Each line containing the word "from" needs to be copied.

[Stored records]
# # # #
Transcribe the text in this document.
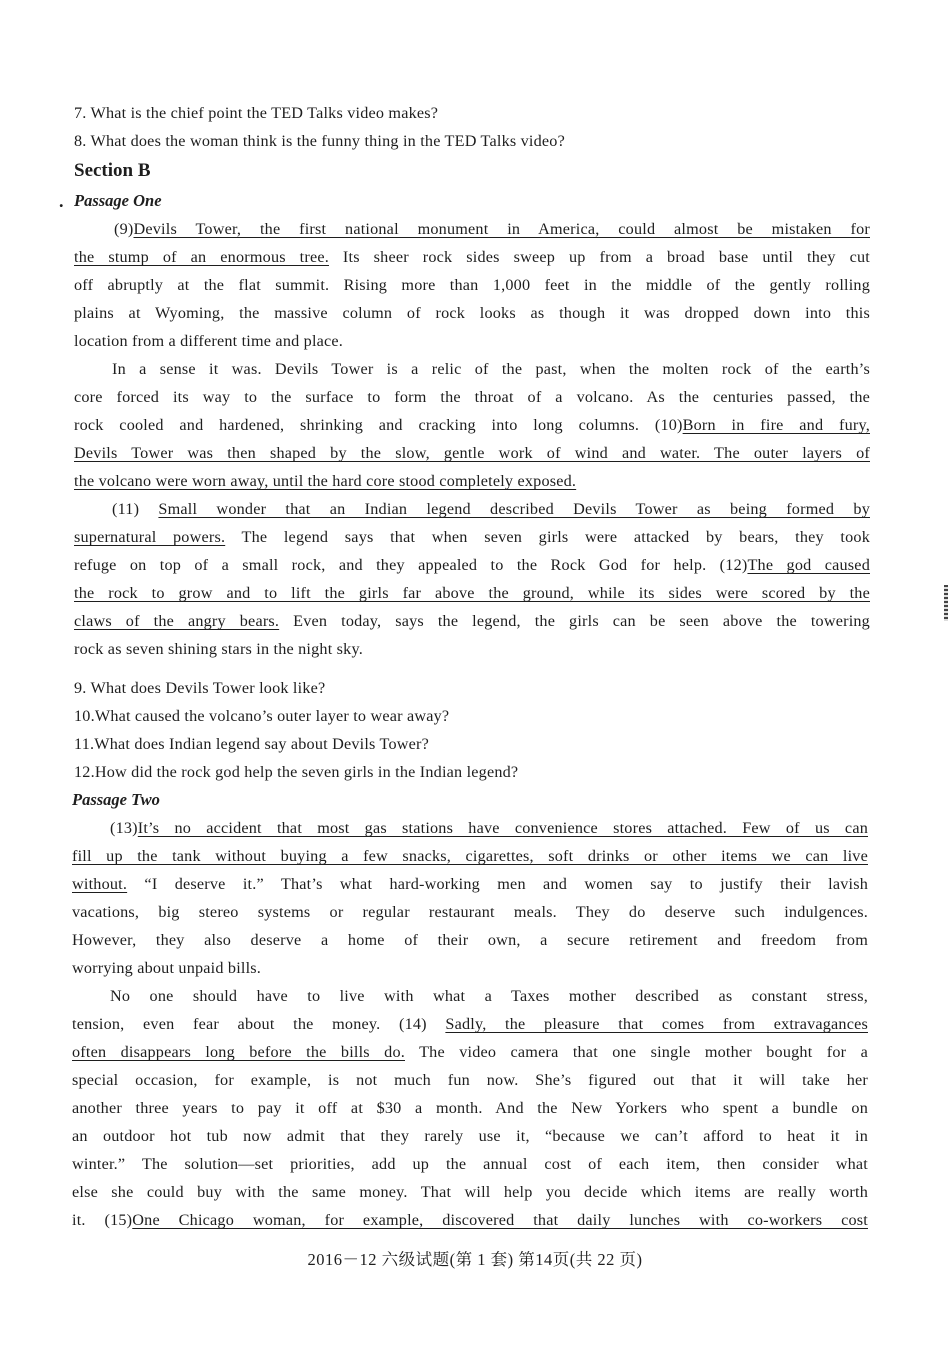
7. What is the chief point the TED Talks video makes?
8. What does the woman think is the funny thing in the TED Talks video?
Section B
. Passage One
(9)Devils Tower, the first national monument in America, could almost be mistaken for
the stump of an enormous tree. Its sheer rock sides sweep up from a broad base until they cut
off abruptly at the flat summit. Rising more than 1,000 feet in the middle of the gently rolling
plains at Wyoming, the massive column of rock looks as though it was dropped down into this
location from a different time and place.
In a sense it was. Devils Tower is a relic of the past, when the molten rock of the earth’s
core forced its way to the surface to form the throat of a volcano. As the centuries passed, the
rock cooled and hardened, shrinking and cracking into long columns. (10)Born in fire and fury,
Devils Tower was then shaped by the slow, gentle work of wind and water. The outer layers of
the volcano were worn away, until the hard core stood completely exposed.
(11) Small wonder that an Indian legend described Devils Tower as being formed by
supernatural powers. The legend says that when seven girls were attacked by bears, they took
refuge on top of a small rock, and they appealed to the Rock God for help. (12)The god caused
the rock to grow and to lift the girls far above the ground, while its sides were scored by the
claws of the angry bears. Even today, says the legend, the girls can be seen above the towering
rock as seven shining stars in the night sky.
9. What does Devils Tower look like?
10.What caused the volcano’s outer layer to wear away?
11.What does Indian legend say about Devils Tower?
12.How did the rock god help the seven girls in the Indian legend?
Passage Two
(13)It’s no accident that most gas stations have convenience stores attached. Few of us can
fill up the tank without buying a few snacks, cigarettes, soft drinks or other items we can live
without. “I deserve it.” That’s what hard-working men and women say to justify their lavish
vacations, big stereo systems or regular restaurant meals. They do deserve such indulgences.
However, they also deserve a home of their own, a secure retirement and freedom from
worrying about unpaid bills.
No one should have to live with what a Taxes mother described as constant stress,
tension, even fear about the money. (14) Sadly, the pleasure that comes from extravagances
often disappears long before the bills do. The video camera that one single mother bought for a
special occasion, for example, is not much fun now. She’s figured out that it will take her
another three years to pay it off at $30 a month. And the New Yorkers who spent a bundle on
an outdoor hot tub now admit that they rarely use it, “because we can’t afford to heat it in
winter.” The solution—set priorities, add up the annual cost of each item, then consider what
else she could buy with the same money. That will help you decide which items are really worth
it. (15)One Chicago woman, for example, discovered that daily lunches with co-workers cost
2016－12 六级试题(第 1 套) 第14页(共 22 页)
# # # #
◆ Full solution:
the stump of an enormous tree. Its sheer rock sides sweep up from a broad base until they cut
location from a different time and place.
However, they also deserve a home of their own, a secure retirement and freedom from
tension, even fear about the money. (14) Sadly, the pleasure that comes from extravagances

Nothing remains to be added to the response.